■ Given task ■
Pull every line containing "climate" out of the material below.

⁂

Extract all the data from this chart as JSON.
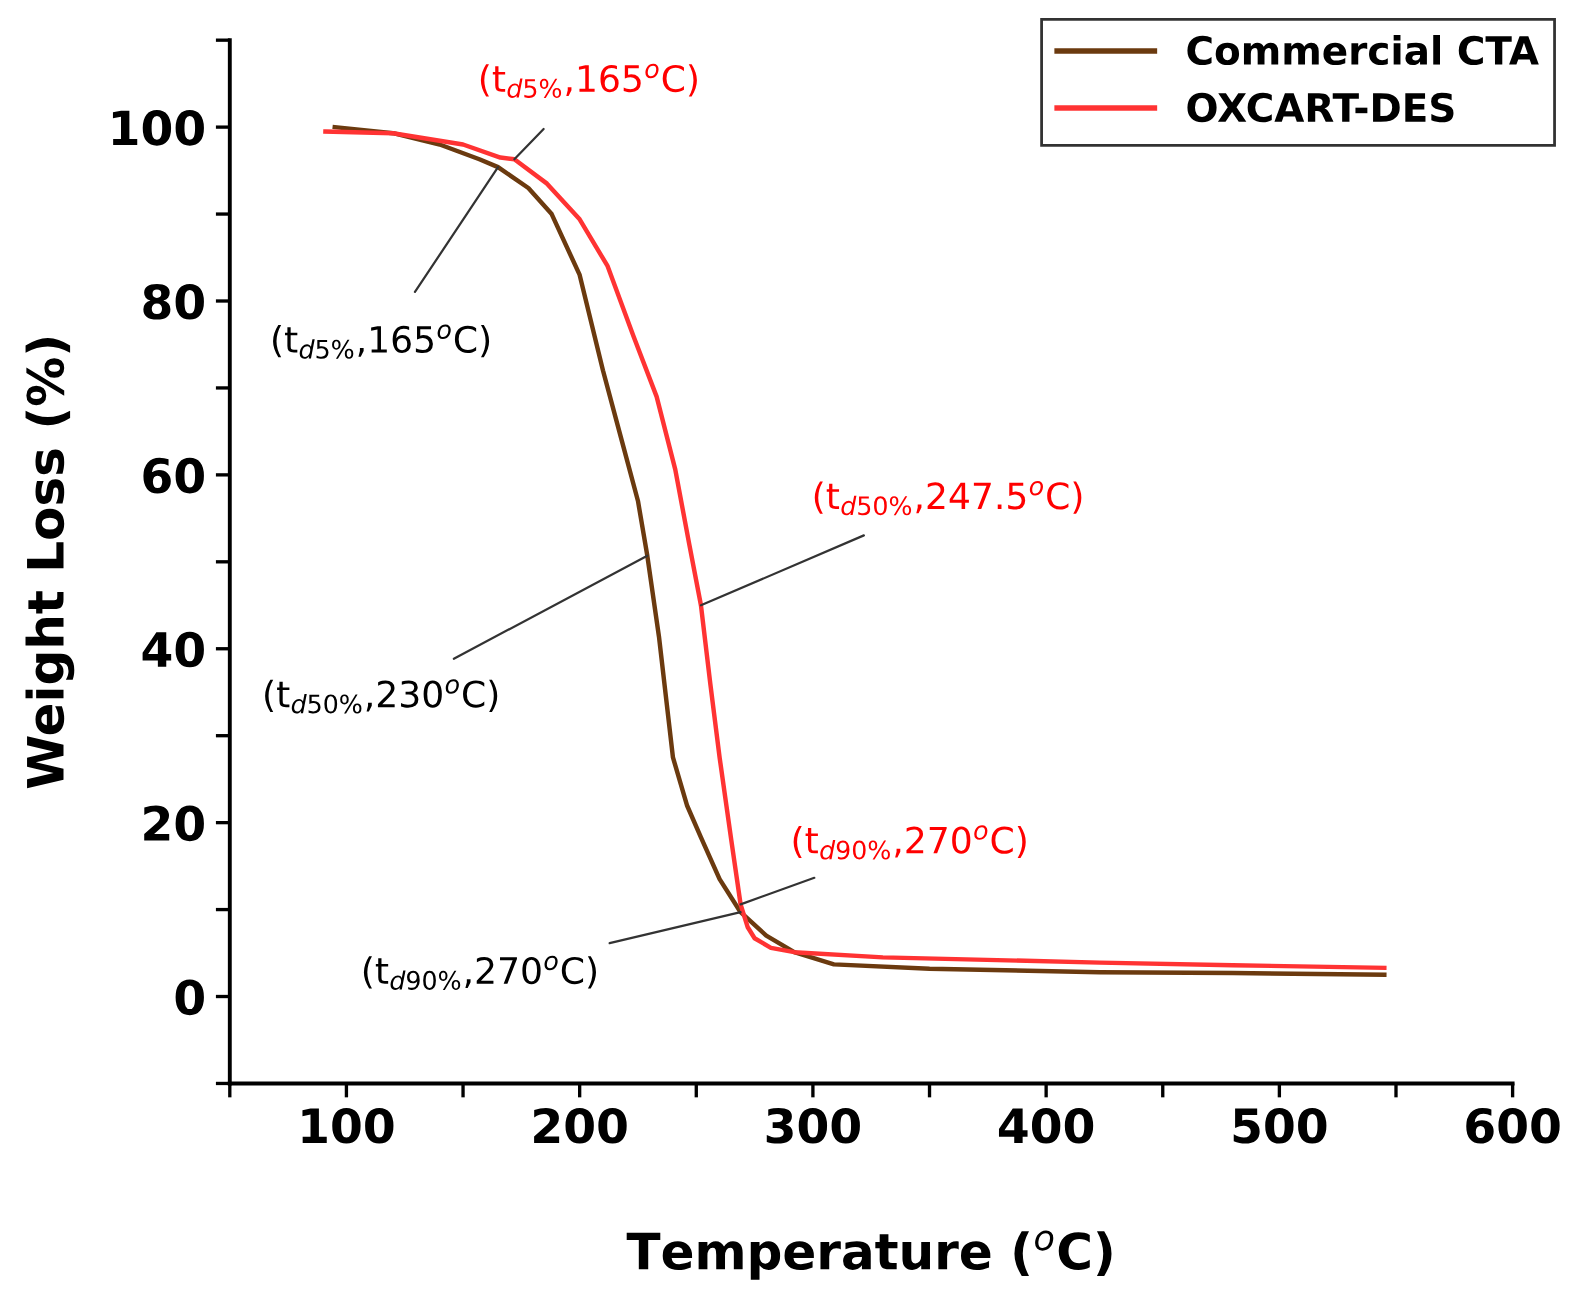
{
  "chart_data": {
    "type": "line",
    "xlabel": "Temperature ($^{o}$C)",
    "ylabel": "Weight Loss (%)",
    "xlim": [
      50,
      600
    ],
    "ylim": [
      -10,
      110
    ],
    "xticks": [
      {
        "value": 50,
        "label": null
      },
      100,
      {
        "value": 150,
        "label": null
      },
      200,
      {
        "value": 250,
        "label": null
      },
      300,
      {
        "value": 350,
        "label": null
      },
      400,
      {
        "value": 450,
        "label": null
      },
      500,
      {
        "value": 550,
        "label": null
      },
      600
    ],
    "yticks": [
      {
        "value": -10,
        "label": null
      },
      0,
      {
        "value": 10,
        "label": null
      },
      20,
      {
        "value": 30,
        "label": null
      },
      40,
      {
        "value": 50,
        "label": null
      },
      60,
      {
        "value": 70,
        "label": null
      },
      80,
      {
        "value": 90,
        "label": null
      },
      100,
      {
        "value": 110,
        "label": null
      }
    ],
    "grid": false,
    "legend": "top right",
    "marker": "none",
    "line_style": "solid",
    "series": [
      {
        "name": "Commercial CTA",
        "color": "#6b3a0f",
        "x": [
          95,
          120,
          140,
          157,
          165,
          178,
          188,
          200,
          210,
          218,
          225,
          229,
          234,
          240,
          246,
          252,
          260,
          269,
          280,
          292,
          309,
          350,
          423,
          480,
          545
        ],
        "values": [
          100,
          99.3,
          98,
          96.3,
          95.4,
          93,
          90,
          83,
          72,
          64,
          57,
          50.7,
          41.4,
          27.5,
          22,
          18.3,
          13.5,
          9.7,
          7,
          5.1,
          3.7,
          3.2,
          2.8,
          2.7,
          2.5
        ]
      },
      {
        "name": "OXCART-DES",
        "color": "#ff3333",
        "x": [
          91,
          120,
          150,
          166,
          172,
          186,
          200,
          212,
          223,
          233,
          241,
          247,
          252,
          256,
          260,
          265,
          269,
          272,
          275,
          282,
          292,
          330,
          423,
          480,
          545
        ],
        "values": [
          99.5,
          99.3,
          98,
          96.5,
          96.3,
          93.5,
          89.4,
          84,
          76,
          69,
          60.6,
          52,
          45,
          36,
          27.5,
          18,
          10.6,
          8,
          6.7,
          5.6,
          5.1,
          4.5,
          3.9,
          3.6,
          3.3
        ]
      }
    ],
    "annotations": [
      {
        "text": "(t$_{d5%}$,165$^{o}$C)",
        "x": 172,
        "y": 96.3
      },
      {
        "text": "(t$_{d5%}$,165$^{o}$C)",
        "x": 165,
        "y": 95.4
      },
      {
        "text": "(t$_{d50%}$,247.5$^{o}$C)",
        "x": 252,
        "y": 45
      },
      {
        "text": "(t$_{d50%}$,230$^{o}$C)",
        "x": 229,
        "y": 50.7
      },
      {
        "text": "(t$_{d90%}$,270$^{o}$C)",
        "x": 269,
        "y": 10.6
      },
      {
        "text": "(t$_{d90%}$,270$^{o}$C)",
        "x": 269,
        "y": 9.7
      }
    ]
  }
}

⁂

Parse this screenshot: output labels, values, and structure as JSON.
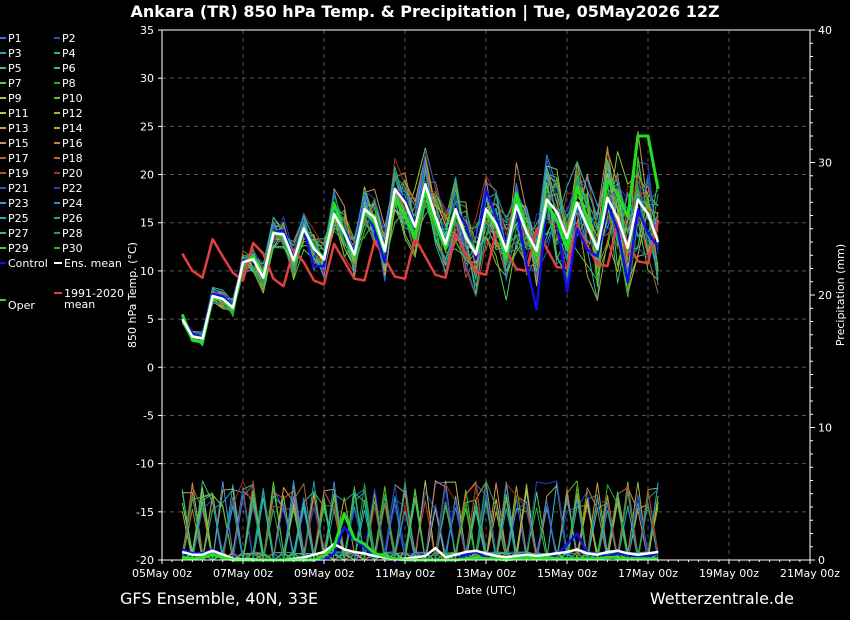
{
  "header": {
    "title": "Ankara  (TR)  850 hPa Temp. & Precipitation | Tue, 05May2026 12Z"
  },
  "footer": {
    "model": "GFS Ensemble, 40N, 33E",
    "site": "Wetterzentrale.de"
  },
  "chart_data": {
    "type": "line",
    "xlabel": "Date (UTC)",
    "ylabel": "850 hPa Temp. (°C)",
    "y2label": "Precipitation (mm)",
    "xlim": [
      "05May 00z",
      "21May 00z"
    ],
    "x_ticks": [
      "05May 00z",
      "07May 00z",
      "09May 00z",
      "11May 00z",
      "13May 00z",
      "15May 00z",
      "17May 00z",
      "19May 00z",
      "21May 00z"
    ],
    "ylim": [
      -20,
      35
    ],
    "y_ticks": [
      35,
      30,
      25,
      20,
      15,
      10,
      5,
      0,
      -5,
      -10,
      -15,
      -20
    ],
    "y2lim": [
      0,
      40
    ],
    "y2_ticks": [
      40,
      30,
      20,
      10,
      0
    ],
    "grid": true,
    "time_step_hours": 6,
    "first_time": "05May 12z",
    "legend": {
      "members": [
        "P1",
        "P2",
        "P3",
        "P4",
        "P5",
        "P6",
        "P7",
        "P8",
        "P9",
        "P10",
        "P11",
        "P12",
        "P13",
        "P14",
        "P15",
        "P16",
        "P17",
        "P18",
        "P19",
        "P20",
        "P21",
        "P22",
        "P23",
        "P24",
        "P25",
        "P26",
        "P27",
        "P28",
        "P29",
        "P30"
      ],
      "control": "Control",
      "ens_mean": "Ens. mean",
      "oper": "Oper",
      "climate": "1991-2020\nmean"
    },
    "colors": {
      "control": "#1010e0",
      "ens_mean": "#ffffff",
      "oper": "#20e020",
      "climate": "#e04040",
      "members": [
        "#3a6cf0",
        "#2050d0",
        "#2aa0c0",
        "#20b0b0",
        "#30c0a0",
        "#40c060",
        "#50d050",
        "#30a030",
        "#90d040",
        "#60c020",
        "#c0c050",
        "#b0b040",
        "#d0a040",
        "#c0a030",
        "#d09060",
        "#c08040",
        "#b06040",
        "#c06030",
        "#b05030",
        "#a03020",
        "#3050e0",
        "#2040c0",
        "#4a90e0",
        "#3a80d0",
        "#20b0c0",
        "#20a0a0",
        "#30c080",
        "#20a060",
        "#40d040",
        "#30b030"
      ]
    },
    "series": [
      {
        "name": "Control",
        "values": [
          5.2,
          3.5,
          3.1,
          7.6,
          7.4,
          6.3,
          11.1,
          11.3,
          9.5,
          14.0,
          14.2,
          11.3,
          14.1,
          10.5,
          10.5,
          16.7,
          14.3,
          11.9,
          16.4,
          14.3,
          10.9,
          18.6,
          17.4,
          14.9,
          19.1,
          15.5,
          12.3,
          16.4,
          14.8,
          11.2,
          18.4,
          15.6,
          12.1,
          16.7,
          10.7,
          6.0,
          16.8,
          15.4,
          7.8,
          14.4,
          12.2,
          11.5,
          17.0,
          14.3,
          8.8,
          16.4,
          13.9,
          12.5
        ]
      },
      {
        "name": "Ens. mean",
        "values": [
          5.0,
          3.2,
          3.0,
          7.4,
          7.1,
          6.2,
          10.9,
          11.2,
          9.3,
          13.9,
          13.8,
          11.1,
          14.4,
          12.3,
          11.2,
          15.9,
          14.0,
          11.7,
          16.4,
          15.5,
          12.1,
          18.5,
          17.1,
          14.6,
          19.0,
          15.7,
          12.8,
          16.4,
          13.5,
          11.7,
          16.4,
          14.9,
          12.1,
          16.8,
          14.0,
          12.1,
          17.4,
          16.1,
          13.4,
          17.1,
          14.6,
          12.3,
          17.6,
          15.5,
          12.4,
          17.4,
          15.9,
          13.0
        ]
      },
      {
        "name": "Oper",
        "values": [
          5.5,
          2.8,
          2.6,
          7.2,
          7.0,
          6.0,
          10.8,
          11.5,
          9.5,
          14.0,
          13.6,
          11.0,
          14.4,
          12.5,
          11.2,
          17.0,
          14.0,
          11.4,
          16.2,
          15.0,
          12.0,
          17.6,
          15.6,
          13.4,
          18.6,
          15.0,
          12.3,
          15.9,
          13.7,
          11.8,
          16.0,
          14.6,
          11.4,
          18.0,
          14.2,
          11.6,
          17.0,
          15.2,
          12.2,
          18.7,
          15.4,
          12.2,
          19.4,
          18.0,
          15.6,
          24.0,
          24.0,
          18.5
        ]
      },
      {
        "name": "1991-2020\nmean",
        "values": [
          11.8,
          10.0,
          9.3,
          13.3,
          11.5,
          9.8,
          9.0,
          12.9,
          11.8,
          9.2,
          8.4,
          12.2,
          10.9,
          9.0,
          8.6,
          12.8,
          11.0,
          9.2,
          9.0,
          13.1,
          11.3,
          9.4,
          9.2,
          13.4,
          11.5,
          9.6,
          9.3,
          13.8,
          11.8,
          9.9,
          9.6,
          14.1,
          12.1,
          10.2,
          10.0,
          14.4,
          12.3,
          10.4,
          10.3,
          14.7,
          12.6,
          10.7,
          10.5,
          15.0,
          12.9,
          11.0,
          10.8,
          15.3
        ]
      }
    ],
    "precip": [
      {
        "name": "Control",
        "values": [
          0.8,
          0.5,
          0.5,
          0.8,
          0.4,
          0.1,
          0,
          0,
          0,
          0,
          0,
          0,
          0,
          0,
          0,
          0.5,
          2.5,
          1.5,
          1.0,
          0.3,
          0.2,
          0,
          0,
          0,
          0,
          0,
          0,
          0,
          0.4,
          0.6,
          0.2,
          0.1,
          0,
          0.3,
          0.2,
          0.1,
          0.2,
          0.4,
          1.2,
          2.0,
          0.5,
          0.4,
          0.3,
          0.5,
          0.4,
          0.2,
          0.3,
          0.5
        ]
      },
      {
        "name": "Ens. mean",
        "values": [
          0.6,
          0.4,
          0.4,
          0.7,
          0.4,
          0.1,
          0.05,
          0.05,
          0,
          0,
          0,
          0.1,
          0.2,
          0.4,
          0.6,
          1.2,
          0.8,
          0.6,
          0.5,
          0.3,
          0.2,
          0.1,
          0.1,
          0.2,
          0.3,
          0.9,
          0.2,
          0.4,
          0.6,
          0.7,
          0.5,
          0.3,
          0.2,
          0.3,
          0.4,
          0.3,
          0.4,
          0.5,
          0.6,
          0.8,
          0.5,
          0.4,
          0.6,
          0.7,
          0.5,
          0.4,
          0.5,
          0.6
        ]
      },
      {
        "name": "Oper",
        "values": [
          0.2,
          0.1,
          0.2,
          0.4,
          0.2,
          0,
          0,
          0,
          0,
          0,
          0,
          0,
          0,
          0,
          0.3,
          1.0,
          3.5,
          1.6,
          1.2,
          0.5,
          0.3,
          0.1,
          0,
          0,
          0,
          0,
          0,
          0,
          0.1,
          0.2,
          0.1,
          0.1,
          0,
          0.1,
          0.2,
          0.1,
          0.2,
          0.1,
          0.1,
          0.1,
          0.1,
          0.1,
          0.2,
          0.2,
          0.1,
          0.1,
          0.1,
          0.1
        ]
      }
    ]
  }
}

⁂

■ Result of this exercise ■
      "climate": "1991-2020\nmean"
      "climate": "#e04040",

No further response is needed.